INPUT DATA:
════════════════════
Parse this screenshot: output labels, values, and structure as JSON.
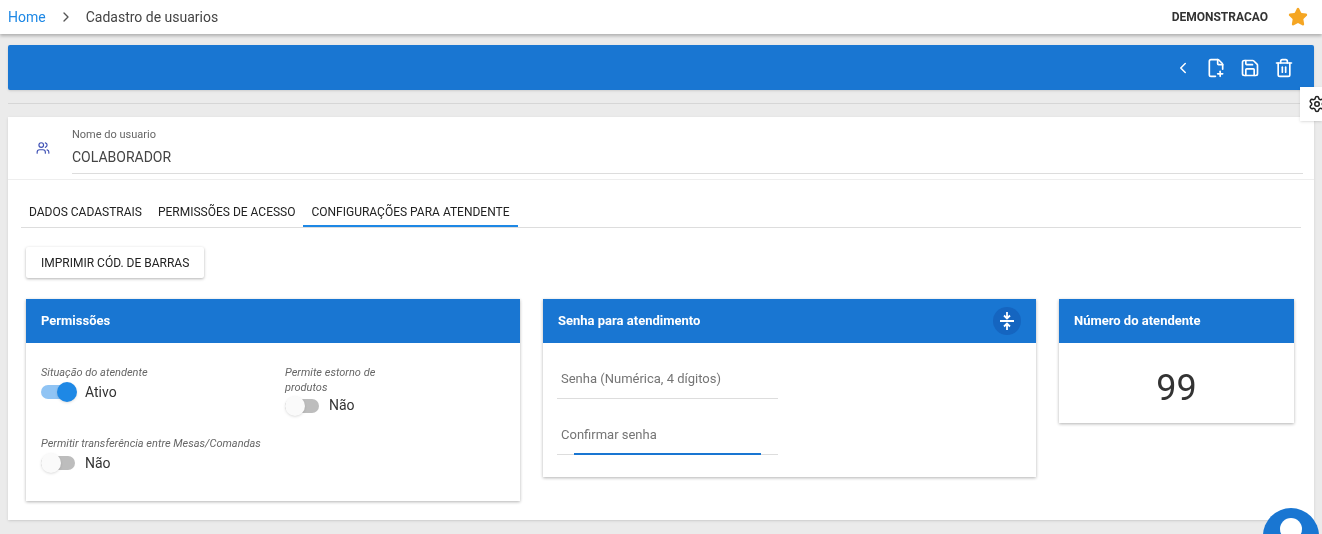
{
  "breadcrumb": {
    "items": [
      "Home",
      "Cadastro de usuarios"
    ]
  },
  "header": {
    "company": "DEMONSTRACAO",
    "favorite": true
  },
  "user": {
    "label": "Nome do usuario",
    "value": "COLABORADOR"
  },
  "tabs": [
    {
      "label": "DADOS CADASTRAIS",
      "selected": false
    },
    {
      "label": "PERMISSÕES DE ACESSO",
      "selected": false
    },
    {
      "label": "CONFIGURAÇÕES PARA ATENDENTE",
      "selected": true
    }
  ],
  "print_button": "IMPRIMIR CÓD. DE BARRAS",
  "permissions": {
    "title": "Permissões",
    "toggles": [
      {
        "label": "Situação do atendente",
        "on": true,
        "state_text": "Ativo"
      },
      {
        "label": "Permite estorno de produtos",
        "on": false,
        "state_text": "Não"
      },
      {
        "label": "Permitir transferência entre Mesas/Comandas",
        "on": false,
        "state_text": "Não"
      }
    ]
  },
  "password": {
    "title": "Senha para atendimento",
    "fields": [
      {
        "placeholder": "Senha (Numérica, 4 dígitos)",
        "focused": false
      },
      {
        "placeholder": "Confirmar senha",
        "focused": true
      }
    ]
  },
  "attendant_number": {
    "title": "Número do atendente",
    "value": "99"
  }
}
════════════════════
PROBLEM:
Every line above should be repeated exactly; pictures stay out of the copy.

COMPLETE RESPONSE:
Parse this screenshot: output labels, values, and structure as JSON.
{
  "breadcrumb": {
    "items": [
      "Home",
      "Cadastro de usuarios"
    ]
  },
  "header": {
    "company": "DEMONSTRACAO",
    "favorite": true
  },
  "user": {
    "label": "Nome do usuario",
    "value": "COLABORADOR"
  },
  "tabs": [
    {
      "label": "DADOS CADASTRAIS",
      "selected": false
    },
    {
      "label": "PERMISSÕES DE ACESSO",
      "selected": false
    },
    {
      "label": "CONFIGURAÇÕES PARA ATENDENTE",
      "selected": true
    }
  ],
  "print_button": "IMPRIMIR CÓD. DE BARRAS",
  "permissions": {
    "title": "Permissões",
    "toggles": [
      {
        "label": "Situação do atendente",
        "on": true,
        "state_text": "Ativo"
      },
      {
        "label": "Permite estorno de produtos",
        "on": false,
        "state_text": "Não"
      },
      {
        "label": "Permitir transferência entre Mesas/Comandas",
        "on": false,
        "state_text": "Não"
      }
    ]
  },
  "password": {
    "title": "Senha para atendimento",
    "fields": [
      {
        "placeholder": "Senha (Numérica, 4 dígitos)",
        "focused": false
      },
      {
        "placeholder": "Confirmar senha",
        "focused": true
      }
    ]
  },
  "attendant_number": {
    "title": "Número do atendente",
    "value": "99"
  }
}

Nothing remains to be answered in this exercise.